Tandem mass tag (TMT) from Thermo Scientific Inc. is another amine-specific chemical tag. Conceptually similar to iTRAQ, TMT tags are also isobaric, and are identified and quantitated by MS/MS. The isobaric TMT reagents contain a TMT fragment, a mass normalization group and a reactive group. Second generation TMT Tags are designed with a fragmentation-enhancing group, which is proline in some cases. Fragmentation-enhancing group makes that TMT fragment accurately reflects the levels of the tagged peptides (Thompson et al., 2003). This technology was designed to allow multiplexing of up to six samples (Dayon et al., 2008).

Label free quantification: LC-MS peak alignment, spectral counting and Synapt

Almost all the isotope labeling-based quantitative approaches have limitations: complicated sample preparation procedures, expensive isotope tags, limited number of experiments that can be compared, and variation in labeling efficiency. To overcome these limitations, there has been great advancement in the development of label-free approaches (Patel et al., 2009).

■ **Record set**
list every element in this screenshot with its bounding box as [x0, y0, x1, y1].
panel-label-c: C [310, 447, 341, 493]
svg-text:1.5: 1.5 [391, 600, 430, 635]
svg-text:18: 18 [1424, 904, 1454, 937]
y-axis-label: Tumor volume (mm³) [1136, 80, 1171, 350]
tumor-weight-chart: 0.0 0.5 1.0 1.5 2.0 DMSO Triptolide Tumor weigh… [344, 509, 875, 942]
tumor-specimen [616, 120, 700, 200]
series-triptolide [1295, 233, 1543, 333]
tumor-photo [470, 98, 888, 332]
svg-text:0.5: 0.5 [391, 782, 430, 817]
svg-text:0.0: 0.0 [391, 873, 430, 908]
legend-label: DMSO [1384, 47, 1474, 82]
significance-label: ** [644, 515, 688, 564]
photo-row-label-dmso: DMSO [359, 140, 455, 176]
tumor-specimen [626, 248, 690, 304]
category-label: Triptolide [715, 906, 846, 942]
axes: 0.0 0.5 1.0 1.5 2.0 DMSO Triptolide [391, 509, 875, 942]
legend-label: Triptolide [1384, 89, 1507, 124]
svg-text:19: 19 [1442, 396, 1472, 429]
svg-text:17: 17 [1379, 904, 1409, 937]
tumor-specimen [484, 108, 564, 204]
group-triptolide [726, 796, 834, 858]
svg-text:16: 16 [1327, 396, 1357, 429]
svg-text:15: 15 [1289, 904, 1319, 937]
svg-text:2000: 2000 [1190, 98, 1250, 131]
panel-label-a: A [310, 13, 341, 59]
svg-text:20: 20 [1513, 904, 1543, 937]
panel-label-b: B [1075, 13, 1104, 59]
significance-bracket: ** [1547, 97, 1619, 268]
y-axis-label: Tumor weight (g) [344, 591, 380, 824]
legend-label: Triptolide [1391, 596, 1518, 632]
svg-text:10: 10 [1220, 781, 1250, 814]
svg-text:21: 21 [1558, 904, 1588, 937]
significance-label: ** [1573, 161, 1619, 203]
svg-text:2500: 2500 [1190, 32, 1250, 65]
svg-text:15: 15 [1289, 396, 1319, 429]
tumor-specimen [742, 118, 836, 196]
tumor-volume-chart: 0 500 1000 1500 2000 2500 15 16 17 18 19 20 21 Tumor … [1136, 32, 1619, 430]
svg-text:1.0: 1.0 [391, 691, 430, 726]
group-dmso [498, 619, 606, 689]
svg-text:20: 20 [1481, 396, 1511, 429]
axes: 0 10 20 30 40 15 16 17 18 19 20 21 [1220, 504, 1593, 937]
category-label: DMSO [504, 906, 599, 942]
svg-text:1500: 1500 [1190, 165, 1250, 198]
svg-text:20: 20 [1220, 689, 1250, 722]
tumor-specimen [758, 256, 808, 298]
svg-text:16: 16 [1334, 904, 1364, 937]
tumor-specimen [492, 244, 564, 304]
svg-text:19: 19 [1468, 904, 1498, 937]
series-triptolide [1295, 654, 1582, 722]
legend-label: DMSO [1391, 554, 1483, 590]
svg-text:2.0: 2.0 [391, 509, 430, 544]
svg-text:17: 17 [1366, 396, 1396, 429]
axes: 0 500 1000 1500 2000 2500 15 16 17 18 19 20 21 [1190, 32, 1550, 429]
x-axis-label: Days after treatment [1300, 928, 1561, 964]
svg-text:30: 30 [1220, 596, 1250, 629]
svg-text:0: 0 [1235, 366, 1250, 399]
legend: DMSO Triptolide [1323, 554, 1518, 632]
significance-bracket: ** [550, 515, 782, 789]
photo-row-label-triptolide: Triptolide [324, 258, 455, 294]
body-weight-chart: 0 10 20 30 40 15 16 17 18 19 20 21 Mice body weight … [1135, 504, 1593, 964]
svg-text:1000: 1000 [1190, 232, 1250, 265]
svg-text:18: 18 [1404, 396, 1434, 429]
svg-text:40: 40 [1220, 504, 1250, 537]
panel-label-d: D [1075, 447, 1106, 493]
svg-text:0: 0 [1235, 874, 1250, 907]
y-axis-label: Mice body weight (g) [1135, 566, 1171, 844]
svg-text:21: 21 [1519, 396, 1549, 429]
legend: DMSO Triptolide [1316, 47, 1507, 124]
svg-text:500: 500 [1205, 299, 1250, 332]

■ **Tasks and exercises**
#1 Answer these questions from the quantification text:
(a) Which company supplies tandem mass tag (TMT)?
(b) Up to how many samples was the TMT technology designed to multiplex?
(c) Which three label-free quantification methods does the section heading list?
#2 Rewrite the stretch of the quantification text from "Almost all the" through "et al., 2009).", putting "costly" in place of "expensive".
#3 Using the quantification text, explain in one to three sentences why label-free approaches were developed.

■ **Exercise results**
#1
(a) Thermo Scientific Inc.
(b) Six
(c) LC-MS peak alignment, spectral counting and Synapt

#2
Almost all the isotope labeling-based quantitative approaches have limitations: complicated sample preparation procedures, costly isotope tags, limited number of experiments that can be compared, and variation in labeling efficiency. To overcome these limitations, there has been great advancement in the development of label-free approaches (Patel et al., 2009).

#3 Label-free approaches were developed to overcome the limitations of almost all isotope labeling-based quantitative approaches. These limitations are complicated sample preparation procedures, expensive isotope tags, a limited number of experiments that can be compared, and variation in labeling efficiency.